-- What the task asks --
Output the records exactly. Include every line.
+++++
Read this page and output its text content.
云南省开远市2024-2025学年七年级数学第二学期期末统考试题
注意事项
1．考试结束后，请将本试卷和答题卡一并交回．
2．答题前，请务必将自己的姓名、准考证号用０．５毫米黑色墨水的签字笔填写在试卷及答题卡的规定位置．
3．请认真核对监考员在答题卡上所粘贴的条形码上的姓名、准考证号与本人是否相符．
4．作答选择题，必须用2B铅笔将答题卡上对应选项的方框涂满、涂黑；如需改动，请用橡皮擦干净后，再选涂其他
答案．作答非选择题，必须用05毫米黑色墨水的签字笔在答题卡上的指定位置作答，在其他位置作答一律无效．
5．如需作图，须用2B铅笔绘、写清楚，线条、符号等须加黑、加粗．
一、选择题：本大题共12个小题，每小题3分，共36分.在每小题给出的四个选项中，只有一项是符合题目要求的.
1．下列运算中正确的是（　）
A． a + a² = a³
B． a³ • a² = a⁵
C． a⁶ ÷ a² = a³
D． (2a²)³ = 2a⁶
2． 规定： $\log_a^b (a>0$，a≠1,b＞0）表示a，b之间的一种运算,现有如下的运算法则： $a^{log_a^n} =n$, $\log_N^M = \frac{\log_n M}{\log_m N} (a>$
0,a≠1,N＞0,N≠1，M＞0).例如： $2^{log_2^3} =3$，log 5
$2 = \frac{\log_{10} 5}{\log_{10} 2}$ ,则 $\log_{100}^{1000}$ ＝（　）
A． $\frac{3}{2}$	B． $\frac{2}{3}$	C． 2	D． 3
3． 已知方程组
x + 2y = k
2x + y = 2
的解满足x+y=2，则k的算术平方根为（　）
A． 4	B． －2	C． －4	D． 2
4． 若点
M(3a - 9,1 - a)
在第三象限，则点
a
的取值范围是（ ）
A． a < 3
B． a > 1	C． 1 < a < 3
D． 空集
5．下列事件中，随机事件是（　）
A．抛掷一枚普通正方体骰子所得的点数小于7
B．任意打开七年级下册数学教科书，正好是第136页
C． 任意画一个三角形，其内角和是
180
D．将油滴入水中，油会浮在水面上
+++++
-- Solved problem --
Read this page and output its text content.
云南省开远市2024-2025学年七年级数学第二学期期末统考试题
注意事项
1．考试结束后，请将本试卷和答题卡一并交回．
2．答题前，请务必将自己的姓名、准考证号用０．５毫米黑色墨水的签字笔填写在试卷及答题卡的规定位置．
3．请认真核对监考员在答题卡上所粘贴的条形码上的姓名、准考证号与本人是否相符．
4．作答选择题，必须用2B铅笔将答题卡上对应选项的方框涂满、涂黑；如需改动，请用橡皮擦干净后，再选涂其他
答案．作答非选择题，必须用05毫米黑色墨水的签字笔在答题卡上的指定位置作答，在其他位置作答一律无效．
5．如需作图，须用2B铅笔绘、写清楚，线条、符号等须加黑、加粗．
一、选择题：本大题共12个小题，每小题3分，共36分.在每小题给出的四个选项中，只有一项是符合题目要求的.
1．下列运算中正确的是（　）
A． a + a² = a³
B． a³ • a² = a⁵
C． a⁶ ÷ a² = a³
D． (2a²)³ = 2a⁶
2． 规定： $\log_a^b (a>0$，a≠1,b＞0）表示a，b之间的一种运算,现有如下的运算法则： $a^{log_a^n} =n$, $\log_N^M = \frac{\log_n M}{\log_m N} (a>$
0,a≠1,N＞0,N≠1，M＞0).例如： $2^{log_2^3} =3$，log 5
$2 = \frac{\log_{10} 5}{\log_{10} 2}$ ,则 $\log_{100}^{1000}$ ＝（　）
A． $\frac{3}{2}$	B． $\frac{2}{3}$	C． 2	D． 3
3． 已知方程组
x + 2y = k
2x + y = 2
的解满足x+y=2，则k的算术平方根为（　）
A． 4	B． －2	C． －4	D． 2
4． 若点
M(3a - 9,1 - a)
在第三象限，则点
a
的取值范围是（ ）
A． a < 3
B． a > 1	C． 1 < a < 3
D． 空集
5．下列事件中，随机事件是（　）
A．抛掷一枚普通正方体骰子所得的点数小于7
B．任意打开七年级下册数学教科书，正好是第136页
C． 任意画一个三角形，其内角和是
180
D．将油滴入水中，油会浮在水面上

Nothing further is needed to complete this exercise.